Required work:
Copy out each line of the material below that holds the string "wound".

Dataset content:
>> Begin

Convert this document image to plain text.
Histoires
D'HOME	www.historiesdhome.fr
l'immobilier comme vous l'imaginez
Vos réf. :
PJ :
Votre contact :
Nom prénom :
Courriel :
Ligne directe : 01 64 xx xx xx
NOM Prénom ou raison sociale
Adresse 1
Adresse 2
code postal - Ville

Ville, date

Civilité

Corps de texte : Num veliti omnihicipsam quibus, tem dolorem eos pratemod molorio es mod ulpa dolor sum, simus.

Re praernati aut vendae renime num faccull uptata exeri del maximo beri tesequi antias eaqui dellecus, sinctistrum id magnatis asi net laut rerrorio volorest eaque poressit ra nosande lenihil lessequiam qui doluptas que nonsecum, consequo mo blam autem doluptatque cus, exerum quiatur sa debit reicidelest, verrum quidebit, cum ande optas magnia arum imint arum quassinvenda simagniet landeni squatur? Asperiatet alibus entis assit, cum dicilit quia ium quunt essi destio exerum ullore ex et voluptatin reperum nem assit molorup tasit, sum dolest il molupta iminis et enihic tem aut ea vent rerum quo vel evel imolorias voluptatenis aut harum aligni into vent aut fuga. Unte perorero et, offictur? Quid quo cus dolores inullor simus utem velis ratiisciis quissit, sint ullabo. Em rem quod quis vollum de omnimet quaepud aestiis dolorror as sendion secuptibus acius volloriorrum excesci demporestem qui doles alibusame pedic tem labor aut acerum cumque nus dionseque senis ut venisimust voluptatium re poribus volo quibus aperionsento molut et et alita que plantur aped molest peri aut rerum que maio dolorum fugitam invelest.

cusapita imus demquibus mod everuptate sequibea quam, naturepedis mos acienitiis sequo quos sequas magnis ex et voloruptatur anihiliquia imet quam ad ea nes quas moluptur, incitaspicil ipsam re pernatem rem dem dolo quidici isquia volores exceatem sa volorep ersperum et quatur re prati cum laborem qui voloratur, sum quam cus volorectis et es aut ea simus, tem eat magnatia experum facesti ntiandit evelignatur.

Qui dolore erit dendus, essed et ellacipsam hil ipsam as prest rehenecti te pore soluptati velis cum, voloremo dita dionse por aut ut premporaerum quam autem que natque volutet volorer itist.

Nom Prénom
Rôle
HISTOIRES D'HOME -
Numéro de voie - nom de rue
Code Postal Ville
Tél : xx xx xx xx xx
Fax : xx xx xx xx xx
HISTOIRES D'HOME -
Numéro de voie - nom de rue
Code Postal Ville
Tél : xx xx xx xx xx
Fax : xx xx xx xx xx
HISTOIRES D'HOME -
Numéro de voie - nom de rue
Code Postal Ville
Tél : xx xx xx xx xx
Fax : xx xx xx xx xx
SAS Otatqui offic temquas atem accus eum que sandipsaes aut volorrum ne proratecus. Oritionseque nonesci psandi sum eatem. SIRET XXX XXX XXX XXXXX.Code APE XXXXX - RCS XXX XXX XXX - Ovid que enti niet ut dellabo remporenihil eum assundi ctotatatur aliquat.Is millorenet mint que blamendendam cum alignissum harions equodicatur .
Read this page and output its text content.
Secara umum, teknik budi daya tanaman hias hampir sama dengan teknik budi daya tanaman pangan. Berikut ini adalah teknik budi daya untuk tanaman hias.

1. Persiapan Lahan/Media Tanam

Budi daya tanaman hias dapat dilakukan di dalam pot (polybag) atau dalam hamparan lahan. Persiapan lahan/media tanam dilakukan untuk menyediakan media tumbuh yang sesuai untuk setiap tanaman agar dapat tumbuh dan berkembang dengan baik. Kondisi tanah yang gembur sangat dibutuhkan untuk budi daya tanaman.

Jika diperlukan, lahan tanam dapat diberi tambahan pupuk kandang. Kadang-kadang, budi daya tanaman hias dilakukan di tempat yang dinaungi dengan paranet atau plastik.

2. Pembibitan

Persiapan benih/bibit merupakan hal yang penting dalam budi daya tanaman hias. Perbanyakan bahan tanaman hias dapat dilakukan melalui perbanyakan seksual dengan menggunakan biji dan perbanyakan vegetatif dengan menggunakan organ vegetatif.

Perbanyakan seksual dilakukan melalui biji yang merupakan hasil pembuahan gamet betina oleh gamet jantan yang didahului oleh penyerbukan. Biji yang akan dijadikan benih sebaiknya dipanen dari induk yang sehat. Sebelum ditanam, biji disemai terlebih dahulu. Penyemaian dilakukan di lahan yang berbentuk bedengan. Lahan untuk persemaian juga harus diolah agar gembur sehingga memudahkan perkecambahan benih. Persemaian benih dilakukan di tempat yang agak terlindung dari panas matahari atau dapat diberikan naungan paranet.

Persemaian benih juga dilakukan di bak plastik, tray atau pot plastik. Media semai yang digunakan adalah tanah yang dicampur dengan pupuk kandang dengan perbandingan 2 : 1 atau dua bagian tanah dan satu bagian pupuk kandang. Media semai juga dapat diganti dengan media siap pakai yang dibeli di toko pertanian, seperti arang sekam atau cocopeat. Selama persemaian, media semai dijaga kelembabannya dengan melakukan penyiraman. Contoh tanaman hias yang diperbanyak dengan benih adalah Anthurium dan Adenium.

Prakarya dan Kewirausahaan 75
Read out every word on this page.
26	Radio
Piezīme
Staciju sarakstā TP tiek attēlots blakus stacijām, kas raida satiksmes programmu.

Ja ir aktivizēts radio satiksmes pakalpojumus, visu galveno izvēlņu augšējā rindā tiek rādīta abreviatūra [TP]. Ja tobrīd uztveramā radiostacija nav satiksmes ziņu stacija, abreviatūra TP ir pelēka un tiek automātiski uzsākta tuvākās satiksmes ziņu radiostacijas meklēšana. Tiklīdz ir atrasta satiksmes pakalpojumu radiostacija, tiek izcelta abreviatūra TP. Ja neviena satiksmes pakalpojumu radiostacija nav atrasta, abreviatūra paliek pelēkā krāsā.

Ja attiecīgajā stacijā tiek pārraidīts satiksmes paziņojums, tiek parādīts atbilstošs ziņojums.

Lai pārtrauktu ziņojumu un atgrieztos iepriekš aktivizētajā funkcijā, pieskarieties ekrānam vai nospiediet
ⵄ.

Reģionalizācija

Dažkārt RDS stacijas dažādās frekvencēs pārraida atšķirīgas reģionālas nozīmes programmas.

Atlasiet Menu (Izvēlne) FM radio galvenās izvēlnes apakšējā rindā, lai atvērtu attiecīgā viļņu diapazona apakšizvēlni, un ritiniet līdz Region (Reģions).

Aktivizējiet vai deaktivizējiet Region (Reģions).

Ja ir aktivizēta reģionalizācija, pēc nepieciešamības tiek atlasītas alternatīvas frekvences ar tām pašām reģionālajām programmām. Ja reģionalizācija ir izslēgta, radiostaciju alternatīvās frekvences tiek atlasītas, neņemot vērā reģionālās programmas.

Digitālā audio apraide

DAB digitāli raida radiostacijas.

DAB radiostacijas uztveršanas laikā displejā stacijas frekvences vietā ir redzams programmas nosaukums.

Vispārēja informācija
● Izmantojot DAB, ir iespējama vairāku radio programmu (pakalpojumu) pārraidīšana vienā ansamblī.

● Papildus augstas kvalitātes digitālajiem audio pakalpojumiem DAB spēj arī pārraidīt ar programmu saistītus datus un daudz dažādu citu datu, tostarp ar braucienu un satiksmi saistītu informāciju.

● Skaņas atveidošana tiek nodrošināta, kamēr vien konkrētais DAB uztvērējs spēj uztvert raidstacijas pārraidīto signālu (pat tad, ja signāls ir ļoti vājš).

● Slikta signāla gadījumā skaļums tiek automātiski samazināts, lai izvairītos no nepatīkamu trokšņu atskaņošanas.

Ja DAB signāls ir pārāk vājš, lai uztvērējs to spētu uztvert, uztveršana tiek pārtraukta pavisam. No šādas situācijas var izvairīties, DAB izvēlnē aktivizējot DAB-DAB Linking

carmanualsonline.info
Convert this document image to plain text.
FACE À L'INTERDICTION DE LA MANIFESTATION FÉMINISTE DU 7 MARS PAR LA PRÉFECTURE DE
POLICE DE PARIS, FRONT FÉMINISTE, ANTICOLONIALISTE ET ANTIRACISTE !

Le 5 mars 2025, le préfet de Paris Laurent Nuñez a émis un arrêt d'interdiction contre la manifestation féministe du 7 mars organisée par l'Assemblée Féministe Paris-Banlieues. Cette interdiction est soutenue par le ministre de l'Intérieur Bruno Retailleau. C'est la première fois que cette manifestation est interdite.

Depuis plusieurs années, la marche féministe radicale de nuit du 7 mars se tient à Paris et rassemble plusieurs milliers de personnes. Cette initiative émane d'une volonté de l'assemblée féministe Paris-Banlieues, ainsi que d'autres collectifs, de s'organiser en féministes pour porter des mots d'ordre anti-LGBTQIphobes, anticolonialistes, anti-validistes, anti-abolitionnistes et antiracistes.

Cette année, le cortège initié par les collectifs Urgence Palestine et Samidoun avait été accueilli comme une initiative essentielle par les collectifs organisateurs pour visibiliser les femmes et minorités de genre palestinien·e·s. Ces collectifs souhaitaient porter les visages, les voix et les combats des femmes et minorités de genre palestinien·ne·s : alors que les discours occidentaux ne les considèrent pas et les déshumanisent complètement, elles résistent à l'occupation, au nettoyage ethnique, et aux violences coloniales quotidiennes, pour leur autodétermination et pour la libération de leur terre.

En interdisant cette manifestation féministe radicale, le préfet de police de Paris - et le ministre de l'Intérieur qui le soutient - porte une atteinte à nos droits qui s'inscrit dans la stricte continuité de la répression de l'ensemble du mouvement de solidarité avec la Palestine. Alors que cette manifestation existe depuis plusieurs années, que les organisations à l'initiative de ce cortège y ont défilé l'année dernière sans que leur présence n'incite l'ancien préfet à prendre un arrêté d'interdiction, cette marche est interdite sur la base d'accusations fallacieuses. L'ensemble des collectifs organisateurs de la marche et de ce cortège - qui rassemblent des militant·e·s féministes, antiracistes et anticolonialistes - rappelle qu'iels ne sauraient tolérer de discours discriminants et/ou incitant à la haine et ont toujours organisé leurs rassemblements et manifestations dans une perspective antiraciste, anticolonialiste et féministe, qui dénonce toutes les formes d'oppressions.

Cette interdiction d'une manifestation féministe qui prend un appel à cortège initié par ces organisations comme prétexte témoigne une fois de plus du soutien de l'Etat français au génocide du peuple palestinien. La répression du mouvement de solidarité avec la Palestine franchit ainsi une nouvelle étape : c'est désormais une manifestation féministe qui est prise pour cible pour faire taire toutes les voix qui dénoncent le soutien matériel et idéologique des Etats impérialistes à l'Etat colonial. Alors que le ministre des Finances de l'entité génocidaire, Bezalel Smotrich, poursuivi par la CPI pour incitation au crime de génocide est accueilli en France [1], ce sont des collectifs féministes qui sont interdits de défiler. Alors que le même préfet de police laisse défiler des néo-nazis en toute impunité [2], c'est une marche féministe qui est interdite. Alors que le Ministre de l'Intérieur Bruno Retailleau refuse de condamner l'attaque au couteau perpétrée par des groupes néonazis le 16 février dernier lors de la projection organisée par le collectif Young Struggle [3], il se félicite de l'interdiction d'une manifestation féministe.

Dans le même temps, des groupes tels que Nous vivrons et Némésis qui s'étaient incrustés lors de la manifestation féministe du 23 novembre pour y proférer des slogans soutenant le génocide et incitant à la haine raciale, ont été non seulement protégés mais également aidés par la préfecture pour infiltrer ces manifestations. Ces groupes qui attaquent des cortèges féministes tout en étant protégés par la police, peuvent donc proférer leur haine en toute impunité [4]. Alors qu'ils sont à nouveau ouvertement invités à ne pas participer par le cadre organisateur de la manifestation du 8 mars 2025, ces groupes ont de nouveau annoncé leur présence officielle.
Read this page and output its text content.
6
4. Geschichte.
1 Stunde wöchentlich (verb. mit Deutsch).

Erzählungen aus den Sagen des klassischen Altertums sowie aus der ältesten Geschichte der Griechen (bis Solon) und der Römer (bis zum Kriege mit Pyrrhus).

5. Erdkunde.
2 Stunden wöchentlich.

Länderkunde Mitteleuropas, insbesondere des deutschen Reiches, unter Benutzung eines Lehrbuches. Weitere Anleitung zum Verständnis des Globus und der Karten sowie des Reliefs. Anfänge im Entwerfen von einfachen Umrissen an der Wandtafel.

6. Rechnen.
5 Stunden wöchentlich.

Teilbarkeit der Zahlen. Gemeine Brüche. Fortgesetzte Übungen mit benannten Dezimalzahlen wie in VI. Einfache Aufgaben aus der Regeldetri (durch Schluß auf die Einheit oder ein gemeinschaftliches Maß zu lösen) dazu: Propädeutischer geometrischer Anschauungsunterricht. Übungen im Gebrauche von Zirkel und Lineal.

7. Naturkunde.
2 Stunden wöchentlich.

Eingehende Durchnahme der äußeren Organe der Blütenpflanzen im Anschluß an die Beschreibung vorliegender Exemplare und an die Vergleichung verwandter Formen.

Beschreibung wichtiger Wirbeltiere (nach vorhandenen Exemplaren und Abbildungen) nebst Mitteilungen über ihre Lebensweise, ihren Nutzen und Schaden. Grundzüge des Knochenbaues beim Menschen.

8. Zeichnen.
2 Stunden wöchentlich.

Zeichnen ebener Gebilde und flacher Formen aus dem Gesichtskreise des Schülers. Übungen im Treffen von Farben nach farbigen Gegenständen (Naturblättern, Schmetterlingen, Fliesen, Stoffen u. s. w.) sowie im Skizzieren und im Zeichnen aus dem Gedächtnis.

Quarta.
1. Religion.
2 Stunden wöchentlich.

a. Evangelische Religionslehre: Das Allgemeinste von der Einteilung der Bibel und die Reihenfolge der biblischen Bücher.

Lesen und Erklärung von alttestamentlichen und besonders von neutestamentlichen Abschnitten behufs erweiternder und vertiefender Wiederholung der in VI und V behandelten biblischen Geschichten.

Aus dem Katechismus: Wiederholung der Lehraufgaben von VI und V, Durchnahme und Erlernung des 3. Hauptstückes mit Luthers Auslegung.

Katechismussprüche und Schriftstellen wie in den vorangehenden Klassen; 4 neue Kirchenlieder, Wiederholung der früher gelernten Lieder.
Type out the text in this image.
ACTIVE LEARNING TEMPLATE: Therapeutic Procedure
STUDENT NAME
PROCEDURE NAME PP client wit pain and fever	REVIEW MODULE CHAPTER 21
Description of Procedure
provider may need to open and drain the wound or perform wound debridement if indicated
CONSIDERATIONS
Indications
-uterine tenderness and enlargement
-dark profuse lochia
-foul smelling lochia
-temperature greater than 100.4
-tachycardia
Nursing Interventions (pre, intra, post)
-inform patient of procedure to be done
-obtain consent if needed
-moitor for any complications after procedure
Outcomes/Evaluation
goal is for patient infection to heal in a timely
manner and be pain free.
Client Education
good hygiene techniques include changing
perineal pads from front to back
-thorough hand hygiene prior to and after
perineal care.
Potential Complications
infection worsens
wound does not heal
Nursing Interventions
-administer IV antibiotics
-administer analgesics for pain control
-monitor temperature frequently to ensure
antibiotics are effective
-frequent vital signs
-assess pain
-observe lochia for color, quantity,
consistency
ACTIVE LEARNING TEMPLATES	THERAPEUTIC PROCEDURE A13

>> End

Final result:
provider may need to open and drain the wound or perform wound debridement if indicated
wound does not heal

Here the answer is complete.